WHAT IS ASKED:
Extract every line below that contains the word "inundables".

DATA ENTRIES:
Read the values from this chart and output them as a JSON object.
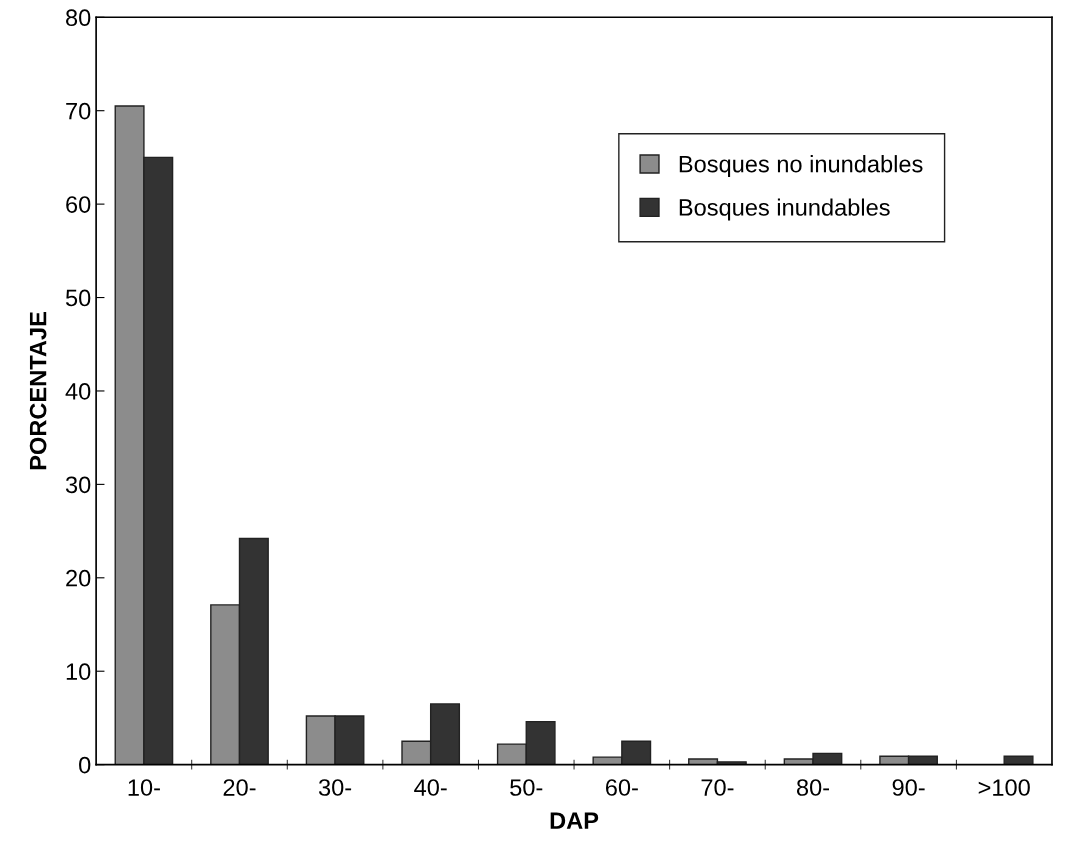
{
  "chart_data": {
    "type": "bar",
    "xlabel": "DAP",
    "ylabel": "PORCENTAJE",
    "categories": [
      "10-",
      "20-",
      "30-",
      "40-",
      "50-",
      "60-",
      "70-",
      "80-",
      "90-",
      ">100"
    ],
    "series": [
      {
        "name": "Bosques no inundables",
        "color": "#8c8c8c",
        "values": [
          70.5,
          17.1,
          5.2,
          2.5,
          2.2,
          0.8,
          0.6,
          0.6,
          0.9,
          null
        ]
      },
      {
        "name": "Bosques inundables",
        "color": "#333333",
        "values": [
          65,
          24.2,
          5.2,
          6.5,
          4.6,
          2.5,
          0.3,
          1.2,
          0.9,
          0.9
        ]
      }
    ],
    "ylim": [
      0,
      80
    ],
    "yticks": [
      0,
      10,
      20,
      30,
      40,
      50,
      60,
      70,
      80
    ],
    "grid": false,
    "legend": "top right"
  }
}
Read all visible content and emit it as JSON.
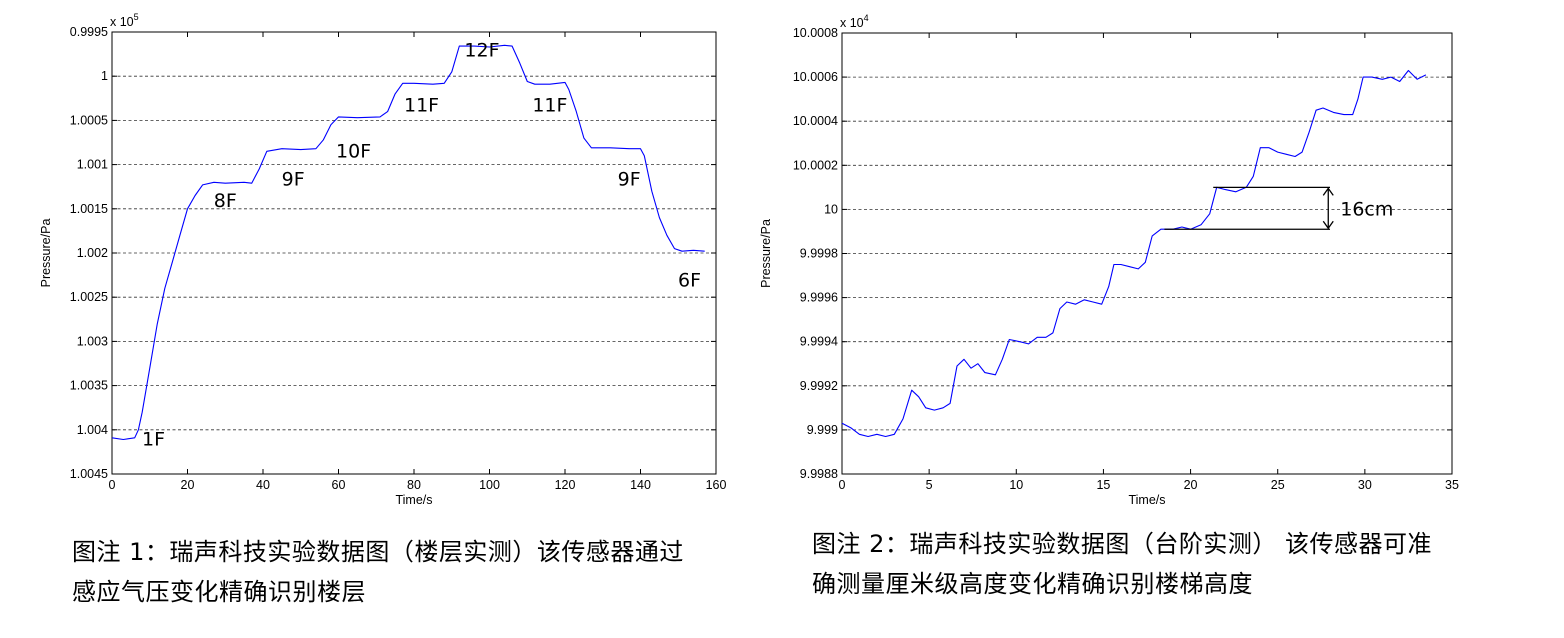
{
  "chart_data": [
    {
      "type": "line",
      "xlabel": "Time/s",
      "ylabel": "Pressure/Pa",
      "exponent": "x 10",
      "exponent_power": "5",
      "xlim": [
        0,
        160
      ],
      "ylim": [
        0.9995,
        1.0045
      ],
      "y_reversed": true,
      "grid": "horizontal-dashed",
      "xticks": [
        "0",
        "20",
        "40",
        "60",
        "80",
        "100",
        "120",
        "140",
        "160"
      ],
      "yticks": [
        "0.9995",
        "1",
        "1.0005",
        "1.001",
        "1.0015",
        "1.002",
        "1.0025",
        "1.003",
        "1.0035",
        "1.004",
        "1.0045"
      ],
      "series": [
        {
          "color": "#0000ff",
          "points": [
            [
              0,
              1.00409
            ],
            [
              3,
              1.00411
            ],
            [
              6,
              1.00409
            ],
            [
              7,
              1.004
            ],
            [
              8,
              1.0038
            ],
            [
              10,
              1.0033
            ],
            [
              12,
              1.0028
            ],
            [
              14,
              1.0024
            ],
            [
              16,
              1.0021
            ],
            [
              18,
              1.0018
            ],
            [
              20,
              1.0015
            ],
            [
              22,
              1.00135
            ],
            [
              24,
              1.00123
            ],
            [
              27,
              1.0012
            ],
            [
              30,
              1.00121
            ],
            [
              35,
              1.0012
            ],
            [
              37,
              1.00121
            ],
            [
              39,
              1.00105
            ],
            [
              41,
              1.00085
            ],
            [
              45,
              1.00082
            ],
            [
              50,
              1.00083
            ],
            [
              54,
              1.00082
            ],
            [
              56,
              1.00072
            ],
            [
              58,
              1.00055
            ],
            [
              60,
              1.00046
            ],
            [
              65,
              1.00047
            ],
            [
              71,
              1.00046
            ],
            [
              73,
              1.0004
            ],
            [
              75,
              1.0002
            ],
            [
              77,
              1.00008
            ],
            [
              80,
              1.00008
            ],
            [
              85,
              1.00009
            ],
            [
              88,
              1.00008
            ],
            [
              90,
              0.99995
            ],
            [
              92,
              0.99966
            ],
            [
              96,
              0.99966
            ],
            [
              100,
              0.99967
            ],
            [
              104,
              0.99965
            ],
            [
              106,
              0.99966
            ],
            [
              108,
              0.99985
            ],
            [
              110,
              1.00006
            ],
            [
              112,
              1.00009
            ],
            [
              116,
              1.00009
            ],
            [
              120,
              1.00007
            ],
            [
              121,
              1.00015
            ],
            [
              123,
              1.0004
            ],
            [
              125,
              1.0007
            ],
            [
              127,
              1.00081
            ],
            [
              132,
              1.00081
            ],
            [
              137,
              1.00082
            ],
            [
              140,
              1.00082
            ],
            [
              141,
              1.0009
            ],
            [
              143,
              1.0013
            ],
            [
              145,
              1.0016
            ],
            [
              147,
              1.0018
            ],
            [
              149,
              1.00195
            ],
            [
              151,
              1.00198
            ],
            [
              154,
              1.00197
            ],
            [
              157,
              1.00198
            ]
          ]
        }
      ],
      "annotations": [
        {
          "text": "1F",
          "x": 11,
          "y": 1.0041
        },
        {
          "text": "8F",
          "x": 30,
          "y": 1.0014
        },
        {
          "text": "9F",
          "x": 48,
          "y": 1.00116
        },
        {
          "text": "10F",
          "x": 64,
          "y": 1.00084
        },
        {
          "text": "11F",
          "x": 82,
          "y": 1.00032
        },
        {
          "text": "12F",
          "x": 98,
          "y": 0.9997
        },
        {
          "text": "11F",
          "x": 116,
          "y": 1.00032
        },
        {
          "text": "9F",
          "x": 137,
          "y": 1.00116
        },
        {
          "text": "6F",
          "x": 153,
          "y": 1.0023
        }
      ]
    },
    {
      "type": "line",
      "xlabel": "Time/s",
      "ylabel": "Pressure/Pa",
      "exponent": "x 10",
      "exponent_power": "4",
      "xlim": [
        0,
        35
      ],
      "ylim": [
        9.9988,
        10.0008
      ],
      "grid": "horizontal-dashed",
      "xticks": [
        "0",
        "5",
        "10",
        "15",
        "20",
        "25",
        "30",
        "35"
      ],
      "yticks": [
        "9.9988",
        "9.999",
        "9.9992",
        "9.9994",
        "9.9996",
        "9.9998",
        "10",
        "10.0002",
        "10.0004",
        "10.0006",
        "10.0008"
      ],
      "series": [
        {
          "color": "#0000ff",
          "points": [
            [
              0,
              9.99903
            ],
            [
              0.5,
              9.99901
            ],
            [
              1,
              9.99898
            ],
            [
              1.5,
              9.99897
            ],
            [
              2,
              9.99898
            ],
            [
              2.5,
              9.99897
            ],
            [
              3,
              9.99898
            ],
            [
              3.5,
              9.99905
            ],
            [
              4,
              9.99918
            ],
            [
              4.4,
              9.99915
            ],
            [
              4.8,
              9.9991
            ],
            [
              5.3,
              9.99909
            ],
            [
              5.8,
              9.9991
            ],
            [
              6.2,
              9.99912
            ],
            [
              6.6,
              9.99929
            ],
            [
              7,
              9.99932
            ],
            [
              7.4,
              9.99928
            ],
            [
              7.8,
              9.9993
            ],
            [
              8.2,
              9.99926
            ],
            [
              8.8,
              9.99925
            ],
            [
              9.2,
              9.99932
            ],
            [
              9.6,
              9.99941
            ],
            [
              10.2,
              9.9994
            ],
            [
              10.7,
              9.99939
            ],
            [
              11.2,
              9.99942
            ],
            [
              11.7,
              9.99942
            ],
            [
              12.1,
              9.99944
            ],
            [
              12.5,
              9.99955
            ],
            [
              12.9,
              9.99958
            ],
            [
              13.4,
              9.99957
            ],
            [
              13.9,
              9.99959
            ],
            [
              14.4,
              9.99958
            ],
            [
              14.9,
              9.99957
            ],
            [
              15.3,
              9.99965
            ],
            [
              15.6,
              9.99975
            ],
            [
              16,
              9.99975
            ],
            [
              16.5,
              9.99974
            ],
            [
              17,
              9.99973
            ],
            [
              17.4,
              9.99976
            ],
            [
              17.8,
              9.99988
            ],
            [
              18.3,
              9.99991
            ],
            [
              19,
              9.99991
            ],
            [
              19.5,
              9.99992
            ],
            [
              20,
              9.99991
            ],
            [
              20.6,
              9.99993
            ],
            [
              21.1,
              9.99998
            ],
            [
              21.5,
              10.0001
            ],
            [
              22,
              10.00009
            ],
            [
              22.6,
              10.00008
            ],
            [
              23.2,
              10.0001
            ],
            [
              23.6,
              10.00015
            ],
            [
              24,
              10.00028
            ],
            [
              24.5,
              10.00028
            ],
            [
              25,
              10.00026
            ],
            [
              25.5,
              10.00025
            ],
            [
              26,
              10.00024
            ],
            [
              26.4,
              10.00026
            ],
            [
              26.8,
              10.00035
            ],
            [
              27.2,
              10.00045
            ],
            [
              27.6,
              10.00046
            ],
            [
              28.2,
              10.00044
            ],
            [
              28.8,
              10.00043
            ],
            [
              29.3,
              10.00043
            ],
            [
              29.6,
              10.0005
            ],
            [
              29.9,
              10.0006
            ],
            [
              30.4,
              10.0006
            ],
            [
              31,
              10.00059
            ],
            [
              31.5,
              10.0006
            ],
            [
              32,
              10.00058
            ],
            [
              32.5,
              10.00063
            ],
            [
              33,
              10.00059
            ],
            [
              33.5,
              10.00061
            ]
          ]
        }
      ],
      "annotations": [
        {
          "text": "16cm"
        }
      ]
    }
  ],
  "captions": {
    "caption1": [
      "图注 1：瑞声科技实验数据图（楼层实测）该传感器通过",
      "感应气压变化精确识别楼层"
    ],
    "caption2": [
      "图注 2：瑞声科技实验数据图（台阶实测） 该传感器可准",
      "确测量厘米级高度变化精确识别楼梯高度"
    ]
  }
}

PROBLEM SOLUTION:
        "name": "Bosques no inundables",
        "name": "Bosques inundables",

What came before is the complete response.